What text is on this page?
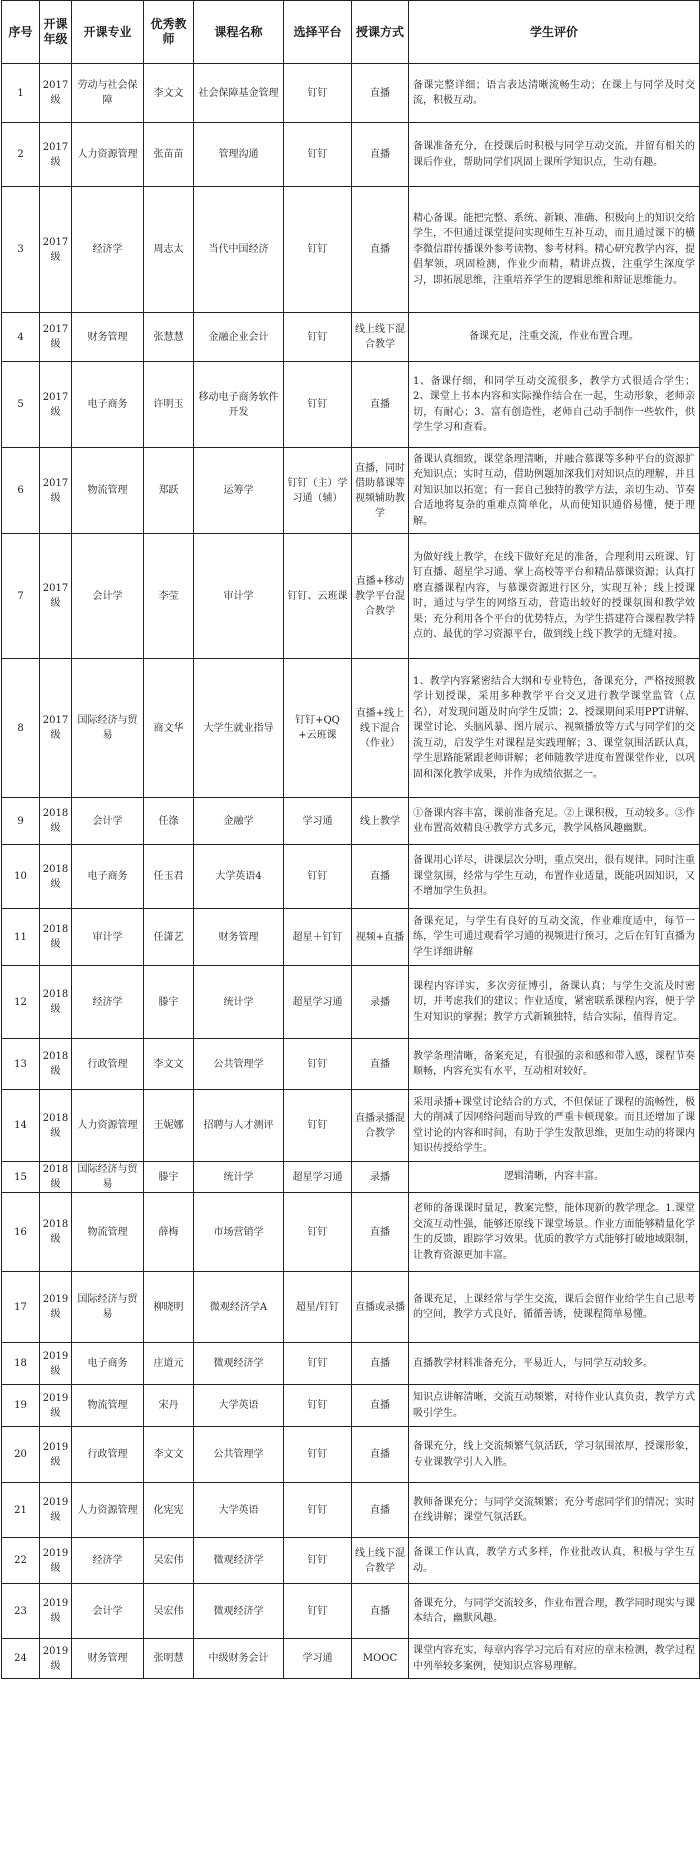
序号	开课年级	开课专业	优秀教师	课程名称	选择平台	授课方式	学生评价
1	2017级	劳动与社会保障	李文文	社会保障基金管理	钉钉	直播	备课完整详细；语言表达清晰流畅生动；在课上与同学及时交流，积极互动。
2	2017级	人力资源管理	张苗苗	管理沟通	钉钉	直播	备课准备充分，在授课后时积极与同学互动交流，并留有相关的课后作业，帮助同学们巩固上课所学知识点，生动有趣。
3	2017级	经济学	周志太	当代中国经济	钉钉	直播	精心备课。能把完整、系统、新颖、准确、积极向上的知识交给学生，不但通过课堂提问实现师生互补互动，而且通过课下的横李微信群传播课外参考读物、参考材料。精心研究教学内容，提倡挈领，巩固检测，作业少而精，精讲点拨，注重学生深度学习，即拓展思维，注重培养学生的逻辑思维和辩证思维能力。
4	2017级	财务管理	张慧慧	金融企业会计	钉钉	线上线下混合教学	备课充足，注重交流，作业布置合理。
5	2017级	电子商务	许明玉	移动电子商务软件开发	钉钉	直播	1、备课仔细，和同学互动交流很多，教学方式很适合学生；2、课堂上书本内容和实际操作结合在一起，生动形象，老师亲切，有耐心；3、富有创造性，老师自己动手制作一些软件，供学生学习和查看。
6	2017级	物流管理	郑跃	运筹学	钉钉（主）学习通（辅）	直播，同时借助慕课等视频辅助教学	备课认真细致，课堂条理清晰，并融合慕课等多种平台的资源扩充知识点；实时互动，借助例题加深我们对知识点的理解，并且对知识加以拓宽；有一套自己独特的教学方法，亲切生动、节奏合适地将复杂的重难点简单化，从而使知识通俗易懂，便于理解。
7	2017级	会计学	李莹	审计学	钉钉、云班课	直播+移动教学平台混合教学	为做好线上教学，在线下做好充足的准备，合理利用云班课、钉钉直播、超星学习通、掌上高校等平台和精品慕课资源；认真打磨直播课程内容，与慕课资源进行区分，实现互补；线上授课时，通过与学生的网络互动，营造出较好的授课氛围和教学效果；充分利用各个平台的优势特点，为学生搭建符合课程教学特点的、最优的学习资源平台，做到线上线下教学的无缝对接。
8	2017级	国际经济与贸易	商文华	大学生就业指导	钉钉+QQ+云班课	直播+线上线下混合（作业）	1、教学内容紧密结合大纲和专业特色，备课充分，严格按照教学计划授课，采用多种教学平台交叉进行教学课堂监管（点名），对发现问题及时向学生反馈；2、授课期间采用PPT讲解、课堂讨论、头脑风暴、图片展示、视频播放等方式与同学们的交流互动，启发学生对课程是实践理解；3、课堂氛围活跃认真，学生思路能紧跟老师讲解；老师随教学进度布置课堂作业，以巩固和深化教学成果，并作为成绩依据之一。
9	2018级	会计学	任涤	金融学	学习通	线上教学	①备课内容丰富，课前准备充足。②上课积极，互动较多。③作业布置高效精良④教学方式多元，教学风格风趣幽默。
10	2018级	电子商务	任玉君	大学英语4	钉钉	直播	备课用心详尽，讲课层次分明，重点突出，很有规律。同时注重课堂氛围，经常与学生互动，布置作业适量，既能巩固知识，又不增加学生负担。
11	2018级	审计学	任潇艺	财务管理	超星＋钉钉	视频+直播	备课充足，与学生有良好的互动交流，作业难度适中，每节一练，学生可通过观看学习通的视频进行预习，之后在钉钉直播为学生详细讲解
12	2018级	经济学	滕宇	统计学	超星学习通	录播	课程内容详实，多次旁征博引，备课认真；与学生交流及时密切，并考虑我们的建议；作业适度，紧密联系课程内容，便于学生对知识的掌握；教学方式新颖独特，结合实际，值得肯定。
13	2018级	行政管理	李文文	公共管理学	钉钉	直播	教学条理清晰，备案充足，有很强的亲和感和带入感，课程节奏顺畅，内容充实有水平，互动相对较好。
14	2018级	人力资源管理	王妮娜	招聘与人才测评	钉钉	直播录播混合教学	采用录播+课堂讨论结合的方式，不但保证了课程的流畅性，极大的削减了因网络问题而导致的严重卡顿现象。而且还增加了课堂讨论的内容和时间，有助于学生发散思维，更加生动的将课内知识传授给学生。
15	2018级	国际经济与贸易	滕宇	统计学	超星学习通	录播	逻辑清晰，内容丰富。
16	2018级	物流管理	薛梅	市场营销学	钉钉	直播	老师的备课课时量足，教案完整，能体现新的教学理念。1.课堂交流互动性强，能够还原线下课堂场景。作业方面能够精量化学生的反馈，跟踪学习效果。优质的教学方式能够打破地域限制，让教育资源更加丰富。
17	2019级	国际经济与贸易	柳晓明	微观经济学A	超星/钉钉	直播或录播	备课充足，上课经常与学生交流，课后会留作业给学生自己思考的空间，教学方式良好，循循善诱，使课程简单易懂。
18	2019级	电子商务	庄道元	微观经济学	钉钉	直播	直播教学材料准备充分，平易近人，与同学互动较多。
19	2019级	物流管理	宋丹	大学英语	钉钉	直播	知识点讲解清晰，交流互动频繁，对待作业认真负责，教学方式吸引学生。
20	2019级	行政管理	李文文	公共管理学	钉钉	直播	备课充分，线上交流频繁气氛活跃，学习氛围浓厚，授课形象，专业课教学引人入胜。
21	2019级	人力资源管理	化宪宪	大学英语	钉钉	直播	教师备课充分；与同学交流频繁；充分考虑同学们的情况；实时在线讲解；课堂气氛活跃。
22	2019级	经济学	吴宏伟	微观经济学	钉钉	线上线下混合教学	备课工作认真，教学方式多样，作业批改认真，积极与学生互动。
23	2019级	会计学	吴宏伟	微观经济学	钉钉	直播	备课充分，与同学交流较多，作业布置合理，教学同时现实与课本结合，幽默风趣。
24	2019级	财务管理	张明慧	中级财务会计	学习通	MOOC	课堂内容充实，每章内容学习完后有对应的章末检测，教学过程中列举较多案例，使知识点容易理解。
****************
• **Exercise**
Find the word "财务管理" in the material, then list each line that holds it.

• **Worked solution**
4	2017级	财务管理	张慧慧	金融企业会计	钉钉	线上线下混合教学	备课充足，注重交流，作业布置合理。
11	2018级	审计学	任潇艺	财务管理	超星＋钉钉	视频+直播	备课充足，与学生有良好的互动交流，作业难度适中，每节一练，学生可通过观看学习通的视频进行预习，之后在钉钉直播为学生详细讲解
24	2019级	财务管理	张明慧	中级财务会计	学习通	MOOC	课堂内容充实，每章内容学习完后有对应的章末检测，教学过程中列举较多案例，使知识点容易理解。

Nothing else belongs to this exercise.